BEGIN Passage for review

- Cover of Buffy the Vampire Slayer Season Eight: The Long Way Home trade paperback collector's edition Art by Jo Chen
- Publisher: Dark Horse Comics
- Publication date: March – June 2007
- Genre: Action/adventure, horror; Based on Buffy the Vampire Slayer; Vampire;
- Title(s): Buffy the Vampire Slayer Season Eight #1-4
- Main character(s): Buffy Summers Xander Harris Willow Rosenberg Dawn Summers Rupert Giles Andrew Wells Amy Madison Warren Mears

Creative team
- Writer: Joss Whedon
- Penciller: Georges Jeanty
- Inker: Andy Owens
- Colorist: Dave Stewart

With respect to the Buffy the Vampire Slayer franchise

= The Long Way Home (Buffy comic) =

2007 comic arc

"The Long Way Home" is the first arc from the Buffy the Vampire Slayer Season Eight series of comic books, a direct continuation of the television series of the same name. It is written by creator Joss Whedon. It ran for four issues. The first issue was released on March 14, 2007, and the final issue of the arc was released on June 6, 2007. A collected edition of the arc was released on November 14, 2007.

==Plot==

===Part I (Issue #1)===
Buffy is leading a squad of Slayers—including three named Leah, Rowena, and Satsu—in a raid on a large, dilapidated church protected by a forcefield. She reveals that there are at least 1800 Slayers now active, 500 of whom are working with the Scooby Gang spread over ten squads. There are two Slayers posing as decoys of her, lest she become an easy target; one literally underground and another in Rome publicly partying and dating the Immortal. Working with Xander, who is running things at Slayer headquarters in Scotland (Buffy refers to him as a Watcher despite his objections) with a team of computer workers, psychics and mystics, including a Slayer named Renee, Buffy and her squad find three monstrous demons. There are also three dead humans.

The demons are killed in battle. The humans have odd symbols carved in their chest and there are nearby automatic weapons. Buffy tells Xander to send a copy of the symbol to Giles, when another Slayer finds the machine that generated the force field, also presumably belonging to the victims. There is a shadowed spy nearby.

END Passage for review

## Work order 1:
Answer these questions from the entry on The Long Way Home comic arc:
(a) Who is listed as the inker?
(b) How many of the active Slayers work with the Scooby Gang?
(c) In what country is Slayer headquarters located?
## Work order 2:
For each statement, say whether it agrees with the entry on The Long Way Home comic arc, and quote the words that decide it.
(a) The final issue of the arc was released on June 6, 2007.
(b) Buffy has a single decoy posing as her.
(c) Xander is glad to be called a Watcher.
## Work order 3:
Extend the plot summary in the entry on The Long Way Home comic arc, beginning after its last sentence.

BEGIN Data section

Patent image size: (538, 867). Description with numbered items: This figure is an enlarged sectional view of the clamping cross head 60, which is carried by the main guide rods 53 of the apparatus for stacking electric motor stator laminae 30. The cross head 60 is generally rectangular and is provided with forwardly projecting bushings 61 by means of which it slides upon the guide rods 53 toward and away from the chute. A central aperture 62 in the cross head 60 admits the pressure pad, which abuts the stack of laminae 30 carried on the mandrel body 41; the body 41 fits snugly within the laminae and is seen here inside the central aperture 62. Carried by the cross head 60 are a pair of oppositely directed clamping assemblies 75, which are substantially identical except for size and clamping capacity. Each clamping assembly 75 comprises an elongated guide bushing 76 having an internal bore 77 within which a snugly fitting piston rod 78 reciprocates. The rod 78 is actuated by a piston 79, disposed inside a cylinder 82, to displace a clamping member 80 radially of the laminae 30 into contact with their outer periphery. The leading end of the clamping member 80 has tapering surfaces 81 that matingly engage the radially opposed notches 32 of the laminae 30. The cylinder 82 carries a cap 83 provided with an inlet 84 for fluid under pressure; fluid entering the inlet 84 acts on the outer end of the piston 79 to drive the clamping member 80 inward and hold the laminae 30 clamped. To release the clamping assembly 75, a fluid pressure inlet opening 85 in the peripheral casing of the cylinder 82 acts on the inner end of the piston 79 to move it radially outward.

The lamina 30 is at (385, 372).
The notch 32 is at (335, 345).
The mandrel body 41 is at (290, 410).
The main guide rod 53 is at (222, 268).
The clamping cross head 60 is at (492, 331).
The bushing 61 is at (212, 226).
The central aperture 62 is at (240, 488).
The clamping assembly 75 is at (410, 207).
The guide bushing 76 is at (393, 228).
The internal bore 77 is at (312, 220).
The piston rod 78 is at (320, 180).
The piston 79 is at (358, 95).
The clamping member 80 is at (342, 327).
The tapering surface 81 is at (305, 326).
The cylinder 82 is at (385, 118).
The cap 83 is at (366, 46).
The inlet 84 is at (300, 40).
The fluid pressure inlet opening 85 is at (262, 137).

END Data section

## Task result 1:
(a) Andy Owens
(b) 500, spread over ten squads
(c) Scotland

## Task result 2:
(a) Yes: "the final issue of the arc was released on June 6, 2007."
(b) No: "There are two Slayers posing as decoys of her"
(c) No: "Buffy refers to him as a Watcher despite his objections"

## Task result 3:
In Sunnydale, General Voll of the United States Army surveys the crater left after the collapse of the Hellmouth, calling the Slayers a threat to the United States government and likening their squads to terrorist cells. A government expedition is being led sixty feet under the Hellmouth, but is cut short when one of the exploratory members encounters something.

Buffy takes a break from studying the symbol to talk to Dawn. She is now giant-size; the others believe it was because her ex-boyfriend is a 'Thricewise' but Dawn remains quiet on the topic. The two have been feuding since the destruction of Sunnydale. It is revealed the government is working with Amy Madison who wants to destroy the Slayers. Amy has an ally that Voll has captured.

===Part II (Issue #2)===
Giles and Buffy, in different locations, are both disappointed in the fighting techniques of the Slayers they are training. They encourage the groups to use teamwork. Buffy compliments the Slayer Satsu on her skills and hair. In Southern Italy, Andrew is outside with a group of Slayers. He tries to go with a lecture on combat techniques but is distracted with talk of Lando Calrissian.

Xander wonders if Dawn has made herself giant sized to gain attention from her sister; Dawn splashes Xander in return. Elsewhere, General Voll and his assistant discuss possible plans to destroy Buffy and her Slayers, from Amy Madison to a nuclear bomb. It's revealed Voll has the same symbol as the victims Buffy found earlier.

Buffy has a sexual dream concerning Xander, which segues into a demon crucifying her. Amy Madison tries to kill Buffy but fails and is trapped inside the castle by magic. However, she succeeds in cursing her with a sleeping spell that can only be lifted by the kiss of true love; later established to be simply one who loves Buffy.

Renee and another Slayer discuss the attraction the former is developing for Xander. Then kilted zombies attack, summoned by Amy. As the Slayers fight the zombies, both sides taking casualties, Buffy is visited in her dreams by a mysterious figure. Willow Rosenberg appears to force Amy to stop the zombies.

===Part III (Issue #3)===
The figure in the duster and red shirt is revealed to be Ethan Rayne, a former friend of Giles and chaos-worshipping sorcerer. He reveals that they are trapped within Buffy's dream space, the conglomeration of all of a person's possible dreams. Ethan urges Buffy to escape so she can help the battle raging outside. He gives hints about 'Twilight'.

Amy Madison is defeated, but Buffy is still locked in a coma. Only a kiss from someone who loves her can free her. Willow commands all surrounding her to close their eyes. They do and someone kisses Buffy. She awakens with the cry of "Cinnamon Buns!".

Giles contacts a demon of the same breed as those killed in Part 1, asking for information about the symbol found on the bodies. The demon insists that the symbol is meaningless to his kind. Xander warns Andrew and comforts Renee.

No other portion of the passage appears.